[Your instructions]
Omit every picture and output the rest of the records exactly as they are.

[Records for the exercise]
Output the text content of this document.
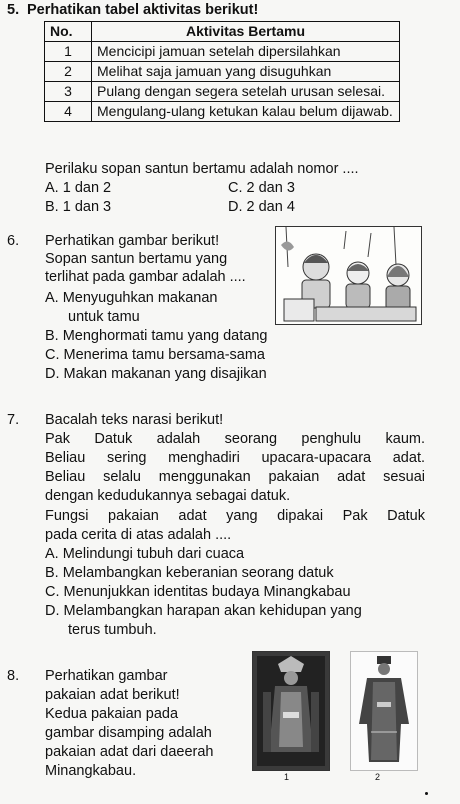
5. Perhatikan tabel aktivitas berikut!
No.	Aktivitas Bertamu
1	Mencicipi jamuan setelah dipersilahkan
2	Melihat saja jamuan yang disuguhkan
3	Pulang dengan segera setelah urusan selesai.
4	Mengulang-ulang ketukan kalau belum dijawab.
Perilaku sopan santun bertamu adalah nomor ....
A. 1 dan 2	C. 2 dan 3
B. 1 dan 3	D. 2 dan 4
6. Perhatikan gambar berikut!
Sopan santun bertamu yang
terlihat pada gambar adalah ....
A. Menyuguhkan makanan
untuk tamu
B. Menghormati tamu yang datang
C. Menerima tamu bersama-sama
D. Makan makanan yang disajikan
7. Bacalah teks narasi berikut!
Pak Datuk adalah seorang penghulu kaum.
Beliau sering menghadiri upacara-upacara adat.
Beliau selalu menggunakan pakaian adat sesuai
dengan kedudukannya sebagai datuk.
Fungsi pakaian adat yang dipakai Pak Datuk
pada cerita di atas adalah ....
A. Melindungi tubuh dari cuaca
B. Melambangkan keberanian seorang datuk
C. Menunjukkan identitas budaya Minangkabau
D. Melambangkan harapan akan kehidupan yang
terus tumbuh.
8. Perhatikan gambar
pakaian adat berikut!
Kedua pakaian pada
gambar disamping adalah
pakaian adat dari daeerah
Minangkabau.	1	2
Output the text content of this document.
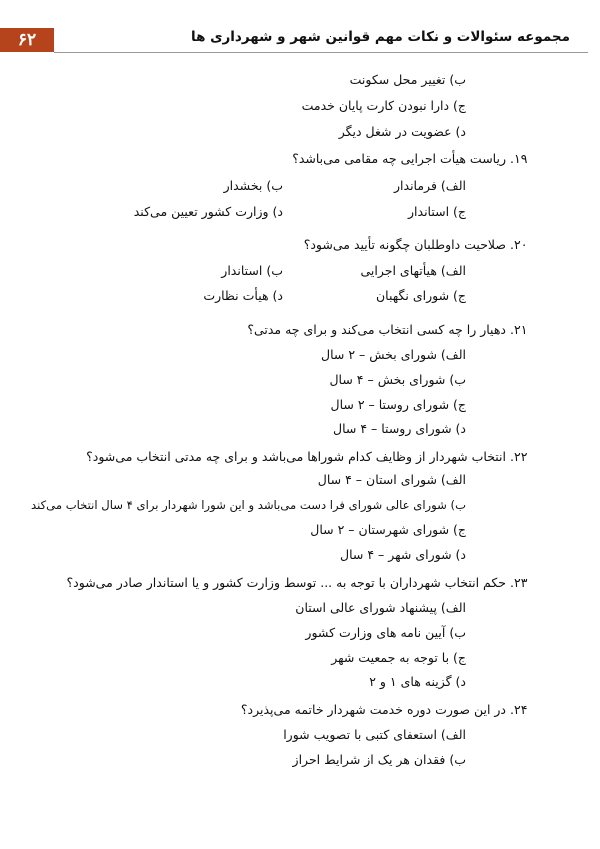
۶۲	مجموعه سئوالات و نکات مهم قوانین شهر و شهرداری ها
ب) تغییر محل سکونت
ج) دارا نبودن کارت پایان خدمت
د) عضویت در شغل دیگر
۱۹.
ریاست هیأت اجرایی چه مقامی می‌باشد؟
الف) فرماندار
ب) بخشدار
ج) استاندار
د) وزارت کشور تعیین می‌کند
۲۰.
صلاحیت داوطلبان چگونه تأیید می‌شود؟
الف) هیأتهای اجرایی
ب) استاندار
ج) شورای نگهبان
د) هیأت نظارت
۲۱.
دهیار را چه کسی انتخاب می‌کند و برای چه مدتی؟
الف) شورای بخش – ۲ سال
ب) شورای بخش – ۴ سال
ج) شورای روستا – ۲ سال
د) شورای روستا – ۴ سال
۲۲.
انتخاب شهردار از وظایف کدام شوراها می‌باشد و برای چه مدتی انتخاب می‌شود؟
الف) شورای استان – ۴ سال
ب) شورای عالی شورای فرا دست می‌باشد و این شورا شهردار برای ۴ سال انتخاب می‌کند
ج) شورای شهرستان – ۲ سال
د) شورای شهر – ۴ سال
۲۳.
حکم انتخاب شهرداران با توجه به ... توسط وزارت کشور و یا استاندار صادر می‌شود؟
الف) پیشنهاد شورای عالی استان
ب) آیین نامه های وزارت کشور
ج) با توجه به جمعیت شهر
د) گزینه های ۱ و ۲
۲۴.
در این صورت دوره خدمت شهردار خاتمه می‌پذیرد؟
الف) استعفای کتبی با تصویب شورا
ب) فقدان هر یک از شرایط احراز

[Output for this exercise]
Output the text content of this document.
5. Perhatikan tabel aktivitas berikut!
No.	Aktivitas Bertamu
1	Mencicipi jamuan setelah dipersilahkan
2	Melihat saja jamuan yang disuguhkan
3	Pulang dengan segera setelah urusan selesai.
4	Mengulang-ulang ketukan kalau belum dijawab.
Perilaku sopan santun bertamu adalah nomor ....
A. 1 dan 2	C. 2 dan 3
B. 1 dan 3	D. 2 dan 4
6. Perhatikan gambar berikut!
Sopan santun bertamu yang
terlihat pada gambar adalah ....
A. Menyuguhkan makanan
untuk tamu
B. Menghormati tamu yang datang
C. Menerima tamu bersama-sama
D. Makan makanan yang disajikan
7. Bacalah teks narasi berikut!
Pak Datuk adalah seorang penghulu kaum.
Beliau sering menghadiri upacara-upacara adat.
Beliau selalu menggunakan pakaian adat sesuai
dengan kedudukannya sebagai datuk.
Fungsi pakaian adat yang dipakai Pak Datuk
pada cerita di atas adalah ....
A. Melindungi tubuh dari cuaca
B. Melambangkan keberanian seorang datuk
C. Menunjukkan identitas budaya Minangkabau
D. Melambangkan harapan akan kehidupan yang
terus tumbuh.
8. Perhatikan gambar
pakaian adat berikut!
Kedua pakaian pada
gambar disamping adalah
pakaian adat dari daeerah
Minangkabau.	1	2
Output the text content of this document.
۶۲	مجموعه سئوالات و نکات مهم قوانین شهر و شهرداری ها
ب) تغییر محل سکونت
ج) دارا نبودن کارت پایان خدمت
د) عضویت در شغل دیگر
۱۹.
ریاست هیأت اجرایی چه مقامی می‌باشد؟
الف) فرماندار
ب) بخشدار
ج) استاندار
د) وزارت کشور تعیین می‌کند
۲۰.
صلاحیت داوطلبان چگونه تأیید می‌شود؟
الف) هیأتهای اجرایی
ب) استاندار
ج) شورای نگهبان
د) هیأت نظارت
۲۱.
دهیار را چه کسی انتخاب می‌کند و برای چه مدتی؟
الف) شورای بخش – ۲ سال
ب) شورای بخش – ۴ سال
ج) شورای روستا – ۲ سال
د) شورای روستا – ۴ سال
۲۲.
انتخاب شهردار از وظایف کدام شوراها می‌باشد و برای چه مدتی انتخاب می‌شود؟
الف) شورای استان – ۴ سال
ب) شورای عالی شورای فرا دست می‌باشد و این شورا شهردار برای ۴ سال انتخاب می‌کند
ج) شورای شهرستان – ۲ سال
د) شورای شهر – ۴ سال
۲۳.
حکم انتخاب شهرداران با توجه به ... توسط وزارت کشور و یا استاندار صادر می‌شود؟
الف) پیشنهاد شورای عالی استان
ب) آیین نامه های وزارت کشور
ج) با توجه به جمعیت شهر
د) گزینه های ۱ و ۲
۲۴.
در این صورت دوره خدمت شهردار خاتمه می‌پذیرد؟
الف) استعفای کتبی با تصویب شورا
ب) فقدان هر یک از شرایط احراز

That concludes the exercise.